**Problem requirements:** Look through the records that follow. Copy every line containing the word "Power".

**Data for processing:**
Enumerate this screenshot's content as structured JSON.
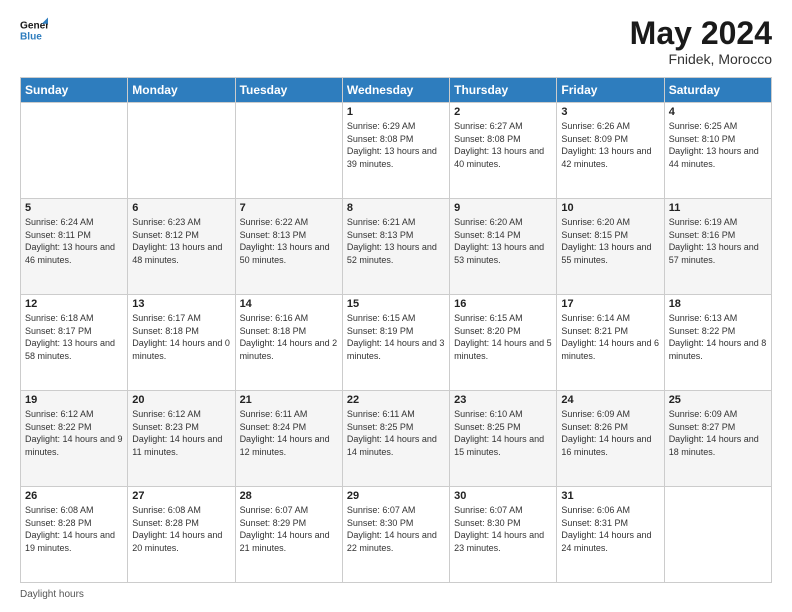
{
  "header": {
    "logo_line1": "General",
    "logo_line2": "Blue",
    "month": "May 2024",
    "location": "Fnidek, Morocco"
  },
  "footer": {
    "label": "Daylight hours"
  },
  "days_of_week": [
    "Sunday",
    "Monday",
    "Tuesday",
    "Wednesday",
    "Thursday",
    "Friday",
    "Saturday"
  ],
  "weeks": [
    [
      {
        "day": "",
        "info": ""
      },
      {
        "day": "",
        "info": ""
      },
      {
        "day": "",
        "info": ""
      },
      {
        "day": "1",
        "info": "Sunrise: 6:29 AM\nSunset: 8:08 PM\nDaylight: 13 hours and 39 minutes."
      },
      {
        "day": "2",
        "info": "Sunrise: 6:27 AM\nSunset: 8:08 PM\nDaylight: 13 hours and 40 minutes."
      },
      {
        "day": "3",
        "info": "Sunrise: 6:26 AM\nSunset: 8:09 PM\nDaylight: 13 hours and 42 minutes."
      },
      {
        "day": "4",
        "info": "Sunrise: 6:25 AM\nSunset: 8:10 PM\nDaylight: 13 hours and 44 minutes."
      }
    ],
    [
      {
        "day": "5",
        "info": "Sunrise: 6:24 AM\nSunset: 8:11 PM\nDaylight: 13 hours and 46 minutes."
      },
      {
        "day": "6",
        "info": "Sunrise: 6:23 AM\nSunset: 8:12 PM\nDaylight: 13 hours and 48 minutes."
      },
      {
        "day": "7",
        "info": "Sunrise: 6:22 AM\nSunset: 8:13 PM\nDaylight: 13 hours and 50 minutes."
      },
      {
        "day": "8",
        "info": "Sunrise: 6:21 AM\nSunset: 8:13 PM\nDaylight: 13 hours and 52 minutes."
      },
      {
        "day": "9",
        "info": "Sunrise: 6:20 AM\nSunset: 8:14 PM\nDaylight: 13 hours and 53 minutes."
      },
      {
        "day": "10",
        "info": "Sunrise: 6:20 AM\nSunset: 8:15 PM\nDaylight: 13 hours and 55 minutes."
      },
      {
        "day": "11",
        "info": "Sunrise: 6:19 AM\nSunset: 8:16 PM\nDaylight: 13 hours and 57 minutes."
      }
    ],
    [
      {
        "day": "12",
        "info": "Sunrise: 6:18 AM\nSunset: 8:17 PM\nDaylight: 13 hours and 58 minutes."
      },
      {
        "day": "13",
        "info": "Sunrise: 6:17 AM\nSunset: 8:18 PM\nDaylight: 14 hours and 0 minutes."
      },
      {
        "day": "14",
        "info": "Sunrise: 6:16 AM\nSunset: 8:18 PM\nDaylight: 14 hours and 2 minutes."
      },
      {
        "day": "15",
        "info": "Sunrise: 6:15 AM\nSunset: 8:19 PM\nDaylight: 14 hours and 3 minutes."
      },
      {
        "day": "16",
        "info": "Sunrise: 6:15 AM\nSunset: 8:20 PM\nDaylight: 14 hours and 5 minutes."
      },
      {
        "day": "17",
        "info": "Sunrise: 6:14 AM\nSunset: 8:21 PM\nDaylight: 14 hours and 6 minutes."
      },
      {
        "day": "18",
        "info": "Sunrise: 6:13 AM\nSunset: 8:22 PM\nDaylight: 14 hours and 8 minutes."
      }
    ],
    [
      {
        "day": "19",
        "info": "Sunrise: 6:12 AM\nSunset: 8:22 PM\nDaylight: 14 hours and 9 minutes."
      },
      {
        "day": "20",
        "info": "Sunrise: 6:12 AM\nSunset: 8:23 PM\nDaylight: 14 hours and 11 minutes."
      },
      {
        "day": "21",
        "info": "Sunrise: 6:11 AM\nSunset: 8:24 PM\nDaylight: 14 hours and 12 minutes."
      },
      {
        "day": "22",
        "info": "Sunrise: 6:11 AM\nSunset: 8:25 PM\nDaylight: 14 hours and 14 minutes."
      },
      {
        "day": "23",
        "info": "Sunrise: 6:10 AM\nSunset: 8:25 PM\nDaylight: 14 hours and 15 minutes."
      },
      {
        "day": "24",
        "info": "Sunrise: 6:09 AM\nSunset: 8:26 PM\nDaylight: 14 hours and 16 minutes."
      },
      {
        "day": "25",
        "info": "Sunrise: 6:09 AM\nSunset: 8:27 PM\nDaylight: 14 hours and 18 minutes."
      }
    ],
    [
      {
        "day": "26",
        "info": "Sunrise: 6:08 AM\nSunset: 8:28 PM\nDaylight: 14 hours and 19 minutes."
      },
      {
        "day": "27",
        "info": "Sunrise: 6:08 AM\nSunset: 8:28 PM\nDaylight: 14 hours and 20 minutes."
      },
      {
        "day": "28",
        "info": "Sunrise: 6:07 AM\nSunset: 8:29 PM\nDaylight: 14 hours and 21 minutes."
      },
      {
        "day": "29",
        "info": "Sunrise: 6:07 AM\nSunset: 8:30 PM\nDaylight: 14 hours and 22 minutes."
      },
      {
        "day": "30",
        "info": "Sunrise: 6:07 AM\nSunset: 8:30 PM\nDaylight: 14 hours and 23 minutes."
      },
      {
        "day": "31",
        "info": "Sunrise: 6:06 AM\nSunset: 8:31 PM\nDaylight: 14 hours and 24 minutes."
      },
      {
        "day": "",
        "info": ""
      }
    ]
  ]
}
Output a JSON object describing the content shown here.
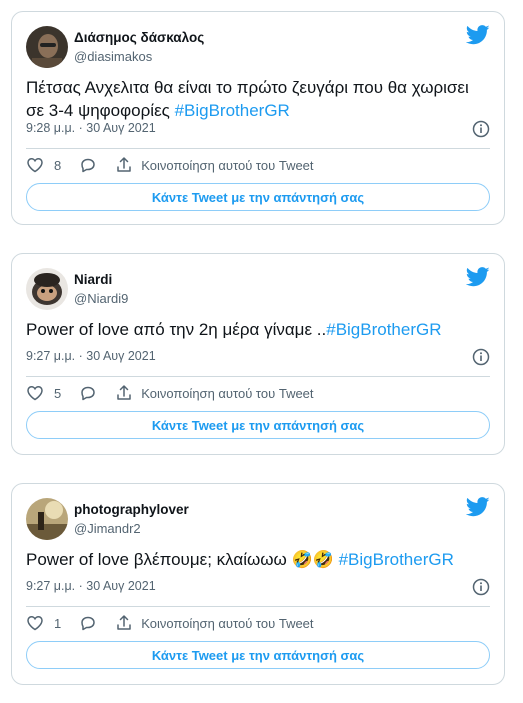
{
  "colors": {
    "accent": "#1d9bf0",
    "muted": "#536471",
    "border": "#cfd9de"
  },
  "icons": [
    "twitter-bird-icon",
    "info-icon",
    "heart-icon",
    "reply-bubble-icon",
    "share-upload-icon"
  ],
  "tweets": [
    {
      "name": "Διάσημος δάσκαλος",
      "handle": "@diasimakos",
      "text": "Πέτσας Ανχελιτα θα είναι το πρώτο ζευγάρι που θα χωρισει σε 3-4 ψηφοφορίες ",
      "hashtag": "#BigBrotherGR",
      "time": "9:28 μ.μ. · 30 Αυγ 2021",
      "likes": "8",
      "share_label": "Κοινοποίηση αυτού του Tweet",
      "reply_label": "Κάντε Tweet με την απάντησή σας"
    },
    {
      "name": "Niardi",
      "handle": "@Niardi9",
      "text": "Power of love από την 2η μέρα γίναμε ..",
      "hashtag": "#BigBrotherGR",
      "time": "9:27 μ.μ. · 30 Αυγ 2021",
      "likes": "5",
      "share_label": "Κοινοποίηση αυτού του Tweet",
      "reply_label": "Κάντε Tweet με την απάντησή σας"
    },
    {
      "name": "photographylover",
      "handle": "@Jimandr2",
      "text": "Power of love βλέπουμε; κλαίωωω 🤣🤣 ",
      "hashtag": "#BigBrotherGR",
      "time": "9:27 μ.μ. · 30 Αυγ 2021",
      "likes": "1",
      "share_label": "Κοινοποίηση αυτού του Tweet",
      "reply_label": "Κάντε Tweet με την απάντησή σας"
    }
  ]
}
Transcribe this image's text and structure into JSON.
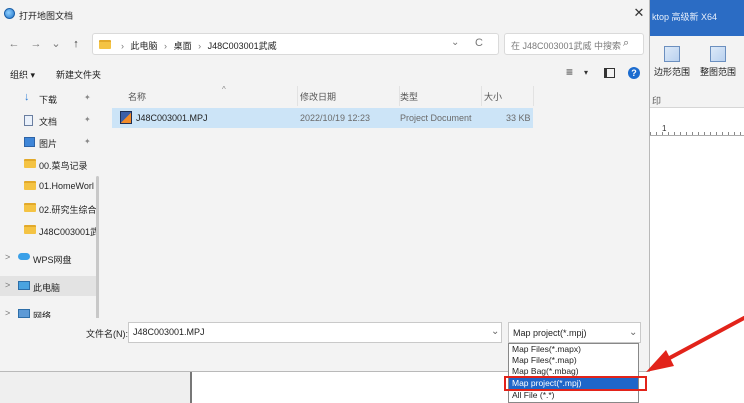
{
  "background_app": {
    "title_fragment": "ktop 高级新 X64",
    "ribbon": {
      "btn1": "边形范围",
      "btn2": "整图范围",
      "group_label": "印"
    },
    "ruler_label": "1"
  },
  "dialog": {
    "title": "打开地图文档",
    "close": "✕"
  },
  "nav": {
    "back": "←",
    "forward": "→",
    "recent": "⌄",
    "up": "↑",
    "breadcrumb": [
      "此电脑",
      "桌面",
      "J48C003001武威"
    ],
    "dropdown": "⌄",
    "refresh": "C",
    "search_placeholder": "在 J48C003001武威 中搜索",
    "search_icon": "⌕"
  },
  "toolbar": {
    "organize": "组织 ▾",
    "new_folder": "新建文件夹",
    "view": "≡",
    "view_drop": "▾",
    "help": "?"
  },
  "sidebar": {
    "items": [
      {
        "label": "下载",
        "icon": "download-icon",
        "pinned": true
      },
      {
        "label": "文档",
        "icon": "document-icon",
        "pinned": true
      },
      {
        "label": "图片",
        "icon": "pictures-icon",
        "pinned": true
      },
      {
        "label": "00.菜鸟记录",
        "icon": "folder-icon"
      },
      {
        "label": "01.HomeWorl",
        "icon": "folder-icon"
      },
      {
        "label": "02.研究生综合",
        "icon": "folder-icon"
      },
      {
        "label": "J48C003001武",
        "icon": "folder-icon"
      },
      {
        "label": "WPS网盘",
        "icon": "cloud-icon"
      },
      {
        "label": "此电脑",
        "icon": "computer-icon"
      },
      {
        "label": "网络",
        "icon": "network-icon"
      }
    ],
    "pin_glyph": "✦",
    "chevron": ">"
  },
  "filelist": {
    "columns": {
      "name": "名称",
      "modified": "修改日期",
      "type": "类型",
      "size": "大小"
    },
    "sort_arrow": "^",
    "rows": [
      {
        "name": "J48C003001.MPJ",
        "modified": "2022/10/19 12:23",
        "type": "Project Document",
        "size": "33 KB"
      }
    ]
  },
  "bottom": {
    "filename_label": "文件名(N):",
    "filename_value": "J48C003001.MPJ",
    "filename_drop": "⌄",
    "filetype_selected": "Map project(*.mpj)",
    "filetype_drop": "⌄",
    "filetype_options": [
      "Map Files(*.mapx)",
      "Map Files(*.map)",
      "Map Bag(*.mbag)",
      "Map project(*.mpj)",
      "All File (*.*)"
    ],
    "highlighted_index": 3
  },
  "colors": {
    "selection": "#cce4f7",
    "highlight": "#1f66c9",
    "annotation": "#e2231a"
  }
}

**Completed task:**
      "text": "Power of love από την 2η μέρα γίναμε ..",
      "text": "Power of love βλέπουμε; κλαίωωω 🤣🤣 ",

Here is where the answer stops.